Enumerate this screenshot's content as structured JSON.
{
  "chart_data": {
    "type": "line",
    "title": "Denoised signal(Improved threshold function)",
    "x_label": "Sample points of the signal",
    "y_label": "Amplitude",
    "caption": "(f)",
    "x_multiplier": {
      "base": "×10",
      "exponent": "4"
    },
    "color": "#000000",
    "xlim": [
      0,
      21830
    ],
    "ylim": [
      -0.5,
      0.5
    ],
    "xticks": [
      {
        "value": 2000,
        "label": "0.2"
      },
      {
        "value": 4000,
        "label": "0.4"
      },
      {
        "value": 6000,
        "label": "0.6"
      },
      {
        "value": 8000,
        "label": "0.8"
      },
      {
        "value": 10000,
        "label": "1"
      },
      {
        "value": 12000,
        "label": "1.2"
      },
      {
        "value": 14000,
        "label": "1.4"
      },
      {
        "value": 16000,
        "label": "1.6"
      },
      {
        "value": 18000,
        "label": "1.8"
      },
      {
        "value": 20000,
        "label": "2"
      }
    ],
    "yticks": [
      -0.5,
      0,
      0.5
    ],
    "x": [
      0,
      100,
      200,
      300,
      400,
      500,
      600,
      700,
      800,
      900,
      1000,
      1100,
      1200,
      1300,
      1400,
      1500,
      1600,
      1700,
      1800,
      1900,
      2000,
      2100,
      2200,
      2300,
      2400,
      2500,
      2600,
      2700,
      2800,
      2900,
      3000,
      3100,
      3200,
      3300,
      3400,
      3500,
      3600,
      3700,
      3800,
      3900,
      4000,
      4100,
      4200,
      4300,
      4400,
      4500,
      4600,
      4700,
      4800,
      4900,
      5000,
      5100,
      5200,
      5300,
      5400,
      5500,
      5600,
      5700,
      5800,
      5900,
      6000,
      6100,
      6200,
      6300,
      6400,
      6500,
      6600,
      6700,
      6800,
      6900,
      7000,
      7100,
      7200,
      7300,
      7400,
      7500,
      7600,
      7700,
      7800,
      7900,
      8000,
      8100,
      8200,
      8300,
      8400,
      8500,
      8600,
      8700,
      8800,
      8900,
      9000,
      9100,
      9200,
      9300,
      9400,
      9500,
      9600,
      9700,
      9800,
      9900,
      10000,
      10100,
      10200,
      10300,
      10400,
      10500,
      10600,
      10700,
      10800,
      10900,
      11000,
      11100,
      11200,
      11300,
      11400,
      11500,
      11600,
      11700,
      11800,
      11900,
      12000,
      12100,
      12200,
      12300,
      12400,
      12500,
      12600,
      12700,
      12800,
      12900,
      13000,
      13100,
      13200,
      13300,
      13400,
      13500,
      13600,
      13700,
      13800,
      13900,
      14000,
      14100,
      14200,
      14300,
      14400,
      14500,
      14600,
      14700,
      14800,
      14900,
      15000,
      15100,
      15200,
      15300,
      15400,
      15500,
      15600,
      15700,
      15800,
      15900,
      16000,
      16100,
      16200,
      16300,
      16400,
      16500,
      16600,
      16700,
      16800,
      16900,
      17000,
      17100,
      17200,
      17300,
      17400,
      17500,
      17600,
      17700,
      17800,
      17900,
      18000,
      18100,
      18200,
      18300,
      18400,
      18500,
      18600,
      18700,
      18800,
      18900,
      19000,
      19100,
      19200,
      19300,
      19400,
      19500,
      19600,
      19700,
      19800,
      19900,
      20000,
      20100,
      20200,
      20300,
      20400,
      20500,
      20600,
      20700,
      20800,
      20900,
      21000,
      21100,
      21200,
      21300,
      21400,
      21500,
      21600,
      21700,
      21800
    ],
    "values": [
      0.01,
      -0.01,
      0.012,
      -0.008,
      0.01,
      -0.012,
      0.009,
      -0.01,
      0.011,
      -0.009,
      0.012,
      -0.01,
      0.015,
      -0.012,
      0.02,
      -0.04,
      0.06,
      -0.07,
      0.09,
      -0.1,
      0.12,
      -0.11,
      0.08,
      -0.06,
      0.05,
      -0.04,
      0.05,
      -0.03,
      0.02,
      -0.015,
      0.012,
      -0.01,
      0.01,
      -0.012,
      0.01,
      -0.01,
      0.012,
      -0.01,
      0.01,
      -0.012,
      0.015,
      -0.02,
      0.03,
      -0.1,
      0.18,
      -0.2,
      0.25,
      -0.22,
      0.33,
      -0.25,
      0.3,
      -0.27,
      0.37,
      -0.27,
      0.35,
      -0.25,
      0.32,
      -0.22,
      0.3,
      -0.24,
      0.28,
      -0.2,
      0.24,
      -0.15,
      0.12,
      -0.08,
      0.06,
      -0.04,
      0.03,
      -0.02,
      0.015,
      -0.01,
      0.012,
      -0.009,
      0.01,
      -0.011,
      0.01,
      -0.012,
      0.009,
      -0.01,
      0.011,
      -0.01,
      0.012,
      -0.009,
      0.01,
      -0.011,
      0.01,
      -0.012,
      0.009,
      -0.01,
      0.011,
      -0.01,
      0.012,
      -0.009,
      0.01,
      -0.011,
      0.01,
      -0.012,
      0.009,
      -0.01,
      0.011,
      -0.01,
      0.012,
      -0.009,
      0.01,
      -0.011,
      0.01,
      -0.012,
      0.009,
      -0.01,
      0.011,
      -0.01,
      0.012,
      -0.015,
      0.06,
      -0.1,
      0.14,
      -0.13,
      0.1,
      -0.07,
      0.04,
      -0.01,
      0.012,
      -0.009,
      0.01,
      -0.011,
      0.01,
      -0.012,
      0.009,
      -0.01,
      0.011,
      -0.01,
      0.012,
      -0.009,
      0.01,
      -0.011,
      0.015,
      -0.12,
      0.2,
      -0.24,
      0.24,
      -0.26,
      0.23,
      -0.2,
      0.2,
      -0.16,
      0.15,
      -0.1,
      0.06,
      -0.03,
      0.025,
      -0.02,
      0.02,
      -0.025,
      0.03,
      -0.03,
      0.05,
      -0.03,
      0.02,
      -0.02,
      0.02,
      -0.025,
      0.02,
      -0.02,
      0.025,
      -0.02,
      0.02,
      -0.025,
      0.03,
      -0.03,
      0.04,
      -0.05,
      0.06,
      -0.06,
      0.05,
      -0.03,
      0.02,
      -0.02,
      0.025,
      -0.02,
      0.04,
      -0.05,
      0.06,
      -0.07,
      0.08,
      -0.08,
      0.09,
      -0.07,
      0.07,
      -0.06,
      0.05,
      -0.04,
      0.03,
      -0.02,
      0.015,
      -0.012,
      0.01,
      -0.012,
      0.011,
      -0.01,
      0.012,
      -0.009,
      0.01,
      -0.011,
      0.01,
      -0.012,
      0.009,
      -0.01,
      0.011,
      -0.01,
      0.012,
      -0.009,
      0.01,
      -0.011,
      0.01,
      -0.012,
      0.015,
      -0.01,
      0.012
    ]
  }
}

■ ■ ■ ■ ■

Do this |
Copy all the records above precisely.

Written solution |
Enumerate this screenshot's content as structured JSON.
{
  "chart_data": {
    "type": "line",
    "title": "Denoised signal(Improved threshold function)",
    "x_label": "Sample points of the signal",
    "y_label": "Amplitude",
    "caption": "(f)",
    "x_multiplier": {
      "base": "×10",
      "exponent": "4"
    },
    "color": "#000000",
    "xlim": [
      0,
      21830
    ],
    "ylim": [
      -0.5,
      0.5
    ],
    "xticks": [
      {
        "value": 2000,
        "label": "0.2"
      },
      {
        "value": 4000,
        "label": "0.4"
      },
      {
        "value": 6000,
        "label": "0.6"
      },
      {
        "value": 8000,
        "label": "0.8"
      },
      {
        "value": 10000,
        "label": "1"
      },
      {
        "value": 12000,
        "label": "1.2"
      },
      {
        "value": 14000,
        "label": "1.4"
      },
      {
        "value": 16000,
        "label": "1.6"
      },
      {
        "value": 18000,
        "label": "1.8"
      },
      {
        "value": 20000,
        "label": "2"
      }
    ],
    "yticks": [
      -0.5,
      0,
      0.5
    ],
    "x": [
      0,
      100,
      200,
      300,
      400,
      500,
      600,
      700,
      800,
      900,
      1000,
      1100,
      1200,
      1300,
      1400,
      1500,
      1600,
      1700,
      1800,
      1900,
      2000,
      2100,
      2200,
      2300,
      2400,
      2500,
      2600,
      2700,
      2800,
      2900,
      3000,
      3100,
      3200,
      3300,
      3400,
      3500,
      3600,
      3700,
      3800,
      3900,
      4000,
      4100,
      4200,
      4300,
      4400,
      4500,
      4600,
      4700,
      4800,
      4900,
      5000,
      5100,
      5200,
      5300,
      5400,
      5500,
      5600,
      5700,
      5800,
      5900,
      6000,
      6100,
      6200,
      6300,
      6400,
      6500,
      6600,
      6700,
      6800,
      6900,
      7000,
      7100,
      7200,
      7300,
      7400,
      7500,
      7600,
      7700,
      7800,
      7900,
      8000,
      8100,
      8200,
      8300,
      8400,
      8500,
      8600,
      8700,
      8800,
      8900,
      9000,
      9100,
      9200,
      9300,
      9400,
      9500,
      9600,
      9700,
      9800,
      9900,
      10000,
      10100,
      10200,
      10300,
      10400,
      10500,
      10600,
      10700,
      10800,
      10900,
      11000,
      11100,
      11200,
      11300,
      11400,
      11500,
      11600,
      11700,
      11800,
      11900,
      12000,
      12100,
      12200,
      12300,
      12400,
      12500,
      12600,
      12700,
      12800,
      12900,
      13000,
      13100,
      13200,
      13300,
      13400,
      13500,
      13600,
      13700,
      13800,
      13900,
      14000,
      14100,
      14200,
      14300,
      14400,
      14500,
      14600,
      14700,
      14800,
      14900,
      15000,
      15100,
      15200,
      15300,
      15400,
      15500,
      15600,
      15700,
      15800,
      15900,
      16000,
      16100,
      16200,
      16300,
      16400,
      16500,
      16600,
      16700,
      16800,
      16900,
      17000,
      17100,
      17200,
      17300,
      17400,
      17500,
      17600,
      17700,
      17800,
      17900,
      18000,
      18100,
      18200,
      18300,
      18400,
      18500,
      18600,
      18700,
      18800,
      18900,
      19000,
      19100,
      19200,
      19300,
      19400,
      19500,
      19600,
      19700,
      19800,
      19900,
      20000,
      20100,
      20200,
      20300,
      20400,
      20500,
      20600,
      20700,
      20800,
      20900,
      21000,
      21100,
      21200,
      21300,
      21400,
      21500,
      21600,
      21700,
      21800
    ],
    "values": [
      0.01,
      -0.01,
      0.012,
      -0.008,
      0.01,
      -0.012,
      0.009,
      -0.01,
      0.011,
      -0.009,
      0.012,
      -0.01,
      0.015,
      -0.012,
      0.02,
      -0.04,
      0.06,
      -0.07,
      0.09,
      -0.1,
      0.12,
      -0.11,
      0.08,
      -0.06,
      0.05,
      -0.04,
      0.05,
      -0.03,
      0.02,
      -0.015,
      0.012,
      -0.01,
      0.01,
      -0.012,
      0.01,
      -0.01,
      0.012,
      -0.01,
      0.01,
      -0.012,
      0.015,
      -0.02,
      0.03,
      -0.1,
      0.18,
      -0.2,
      0.25,
      -0.22,
      0.33,
      -0.25,
      0.3,
      -0.27,
      0.37,
      -0.27,
      0.35,
      -0.25,
      0.32,
      -0.22,
      0.3,
      -0.24,
      0.28,
      -0.2,
      0.24,
      -0.15,
      0.12,
      -0.08,
      0.06,
      -0.04,
      0.03,
      -0.02,
      0.015,
      -0.01,
      0.012,
      -0.009,
      0.01,
      -0.011,
      0.01,
      -0.012,
      0.009,
      -0.01,
      0.011,
      -0.01,
      0.012,
      -0.009,
      0.01,
      -0.011,
      0.01,
      -0.012,
      0.009,
      -0.01,
      0.011,
      -0.01,
      0.012,
      -0.009,
      0.01,
      -0.011,
      0.01,
      -0.012,
      0.009,
      -0.01,
      0.011,
      -0.01,
      0.012,
      -0.009,
      0.01,
      -0.011,
      0.01,
      -0.012,
      0.009,
      -0.01,
      0.011,
      -0.01,
      0.012,
      -0.015,
      0.06,
      -0.1,
      0.14,
      -0.13,
      0.1,
      -0.07,
      0.04,
      -0.01,
      0.012,
      -0.009,
      0.01,
      -0.011,
      0.01,
      -0.012,
      0.009,
      -0.01,
      0.011,
      -0.01,
      0.012,
      -0.009,
      0.01,
      -0.011,
      0.015,
      -0.12,
      0.2,
      -0.24,
      0.24,
      -0.26,
      0.23,
      -0.2,
      0.2,
      -0.16,
      0.15,
      -0.1,
      0.06,
      -0.03,
      0.025,
      -0.02,
      0.02,
      -0.025,
      0.03,
      -0.03,
      0.05,
      -0.03,
      0.02,
      -0.02,
      0.02,
      -0.025,
      0.02,
      -0.02,
      0.025,
      -0.02,
      0.02,
      -0.025,
      0.03,
      -0.03,
      0.04,
      -0.05,
      0.06,
      -0.06,
      0.05,
      -0.03,
      0.02,
      -0.02,
      0.025,
      -0.02,
      0.04,
      -0.05,
      0.06,
      -0.07,
      0.08,
      -0.08,
      0.09,
      -0.07,
      0.07,
      -0.06,
      0.05,
      -0.04,
      0.03,
      -0.02,
      0.015,
      -0.012,
      0.01,
      -0.012,
      0.011,
      -0.01,
      0.012,
      -0.009,
      0.01,
      -0.011,
      0.01,
      -0.012,
      0.009,
      -0.01,
      0.011,
      -0.01,
      0.012,
      -0.009,
      0.01,
      -0.011,
      0.01,
      -0.012,
      0.015,
      -0.01,
      0.012
    ]
  }
}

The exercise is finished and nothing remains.